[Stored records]
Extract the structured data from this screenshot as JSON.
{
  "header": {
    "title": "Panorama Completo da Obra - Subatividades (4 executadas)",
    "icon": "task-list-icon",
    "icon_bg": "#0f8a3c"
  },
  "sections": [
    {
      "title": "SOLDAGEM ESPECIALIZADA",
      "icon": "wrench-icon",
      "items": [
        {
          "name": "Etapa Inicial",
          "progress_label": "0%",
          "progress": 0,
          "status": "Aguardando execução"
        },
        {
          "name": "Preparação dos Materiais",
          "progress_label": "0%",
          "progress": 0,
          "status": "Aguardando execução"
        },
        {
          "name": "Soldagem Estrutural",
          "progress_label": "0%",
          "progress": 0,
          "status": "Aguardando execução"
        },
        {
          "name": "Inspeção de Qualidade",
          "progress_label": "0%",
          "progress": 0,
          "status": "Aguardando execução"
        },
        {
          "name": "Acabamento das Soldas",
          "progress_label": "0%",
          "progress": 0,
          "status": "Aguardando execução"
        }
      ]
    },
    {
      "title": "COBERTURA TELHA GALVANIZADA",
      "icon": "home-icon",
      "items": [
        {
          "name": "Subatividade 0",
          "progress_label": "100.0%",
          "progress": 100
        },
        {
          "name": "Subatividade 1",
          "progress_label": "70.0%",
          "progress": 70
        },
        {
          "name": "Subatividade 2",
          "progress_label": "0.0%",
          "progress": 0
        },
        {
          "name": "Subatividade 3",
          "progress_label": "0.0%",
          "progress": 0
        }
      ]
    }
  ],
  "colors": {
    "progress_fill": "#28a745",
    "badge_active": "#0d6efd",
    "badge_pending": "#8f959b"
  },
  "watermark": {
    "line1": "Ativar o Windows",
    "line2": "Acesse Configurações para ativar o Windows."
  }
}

WHAT THIS TASK INVOLVES: Please output the complete data exactly.

SOLUTION:
Extract the structured data from this screenshot as JSON.
{
  "header": {
    "title": "Panorama Completo da Obra - Subatividades (4 executadas)",
    "icon": "task-list-icon",
    "icon_bg": "#0f8a3c"
  },
  "sections": [
    {
      "title": "SOLDAGEM ESPECIALIZADA",
      "icon": "wrench-icon",
      "items": [
        {
          "name": "Etapa Inicial",
          "progress_label": "0%",
          "progress": 0,
          "status": "Aguardando execução"
        },
        {
          "name": "Preparação dos Materiais",
          "progress_label": "0%",
          "progress": 0,
          "status": "Aguardando execução"
        },
        {
          "name": "Soldagem Estrutural",
          "progress_label": "0%",
          "progress": 0,
          "status": "Aguardando execução"
        },
        {
          "name": "Inspeção de Qualidade",
          "progress_label": "0%",
          "progress": 0,
          "status": "Aguardando execução"
        },
        {
          "name": "Acabamento das Soldas",
          "progress_label": "0%",
          "progress": 0,
          "status": "Aguardando execução"
        }
      ]
    },
    {
      "title": "COBERTURA TELHA GALVANIZADA",
      "icon": "home-icon",
      "items": [
        {
          "name": "Subatividade 0",
          "progress_label": "100.0%",
          "progress": 100
        },
        {
          "name": "Subatividade 1",
          "progress_label": "70.0%",
          "progress": 70
        },
        {
          "name": "Subatividade 2",
          "progress_label": "0.0%",
          "progress": 0
        },
        {
          "name": "Subatividade 3",
          "progress_label": "0.0%",
          "progress": 0
        }
      ]
    }
  ],
  "colors": {
    "progress_fill": "#28a745",
    "badge_active": "#0d6efd",
    "badge_pending": "#8f959b"
  },
  "watermark": {
    "line1": "Ativar o Windows",
    "line2": "Acesse Configurações para ativar o Windows."
  }
}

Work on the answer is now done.